- **Short task**:
Transcribe the listing verbatim. Do not carry over any pictures.

- **Rows**:
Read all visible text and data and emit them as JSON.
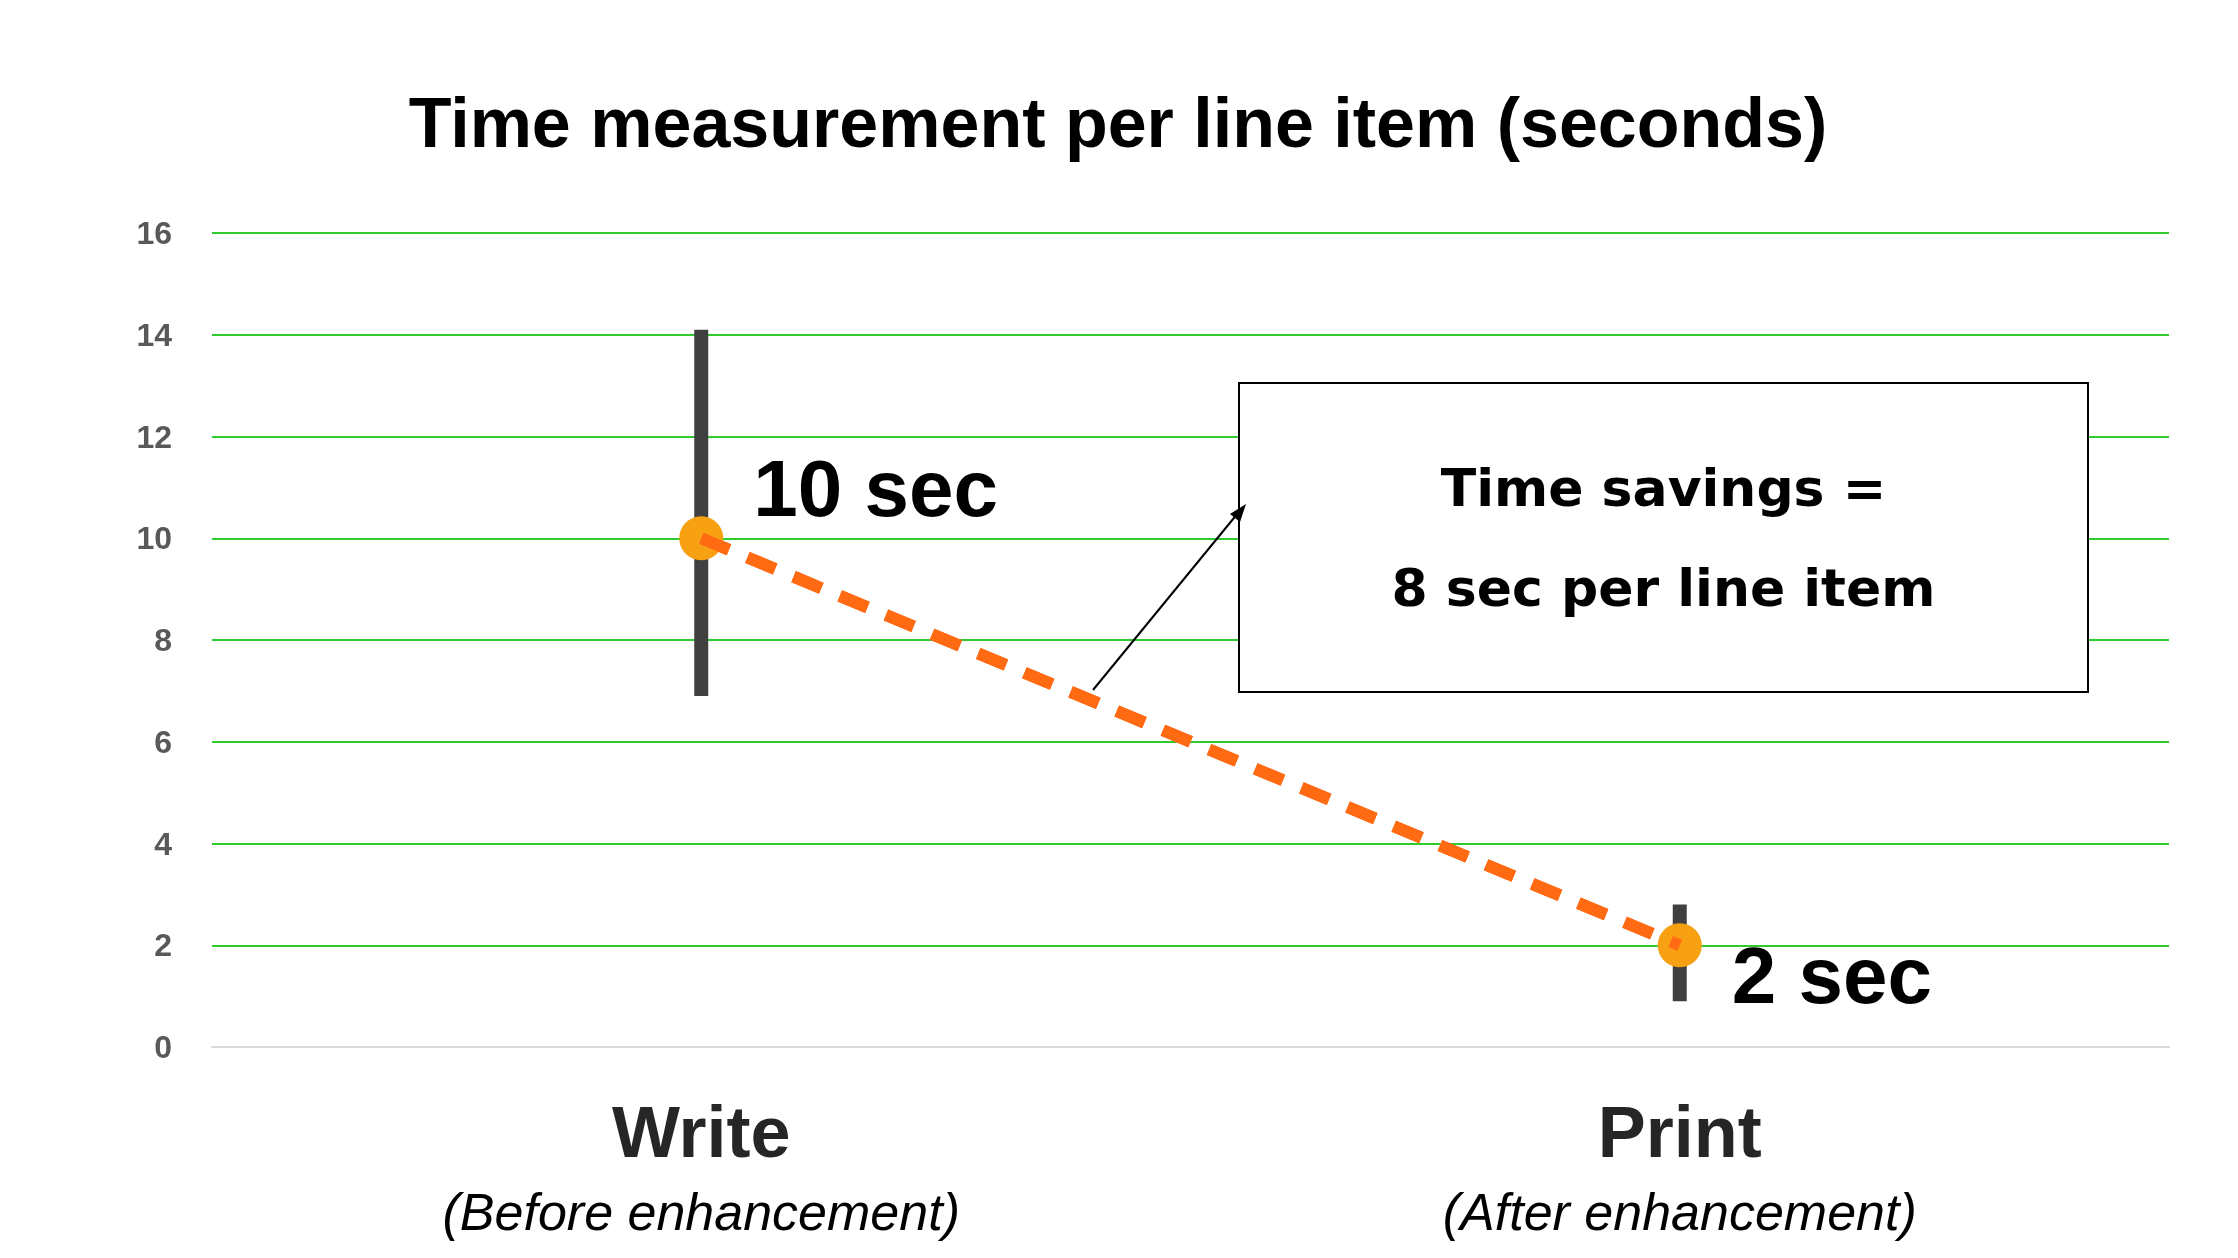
{
  "chart_data": {
    "type": "line",
    "title": "Time measurement per line item (seconds)",
    "categories": [
      "Write\n(Before enhancement)",
      "Print\n(After enhancement)"
    ],
    "series": [
      {
        "color": "#ff6a13",
        "colors": [
          "#f7a011",
          "#f7a011"
        ],
        "values": [
          10,
          2
        ],
        "value_labels": [
          "10 sec",
          "2 sec"
        ],
        "errors": [
          [
            6.9,
            14.1
          ],
          [
            0.9,
            2.8
          ]
        ]
      }
    ],
    "ylim": [
      0,
      16
    ],
    "yticks": [
      0,
      2,
      4,
      6,
      8,
      10,
      12,
      14,
      16
    ],
    "grid": "y",
    "marker": "circle",
    "line_style": "dashed",
    "annotations": [
      "Time savings =\n8 sec per line item"
    ]
  }
}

- **Exercise solution**:
Read all visible text and data and emit them as JSON.
{
  "chart_data": {
    "type": "line",
    "title": "Time measurement per line item (seconds)",
    "categories": [
      "Write\n(Before enhancement)",
      "Print\n(After enhancement)"
    ],
    "series": [
      {
        "color": "#ff6a13",
        "colors": [
          "#f7a011",
          "#f7a011"
        ],
        "values": [
          10,
          2
        ],
        "value_labels": [
          "10 sec",
          "2 sec"
        ],
        "errors": [
          [
            6.9,
            14.1
          ],
          [
            0.9,
            2.8
          ]
        ]
      }
    ],
    "ylim": [
      0,
      16
    ],
    "yticks": [
      0,
      2,
      4,
      6,
      8,
      10,
      12,
      14,
      16
    ],
    "grid": "y",
    "marker": "circle",
    "line_style": "dashed",
    "annotations": [
      "Time savings =\n8 sec per line item"
    ]
  }
}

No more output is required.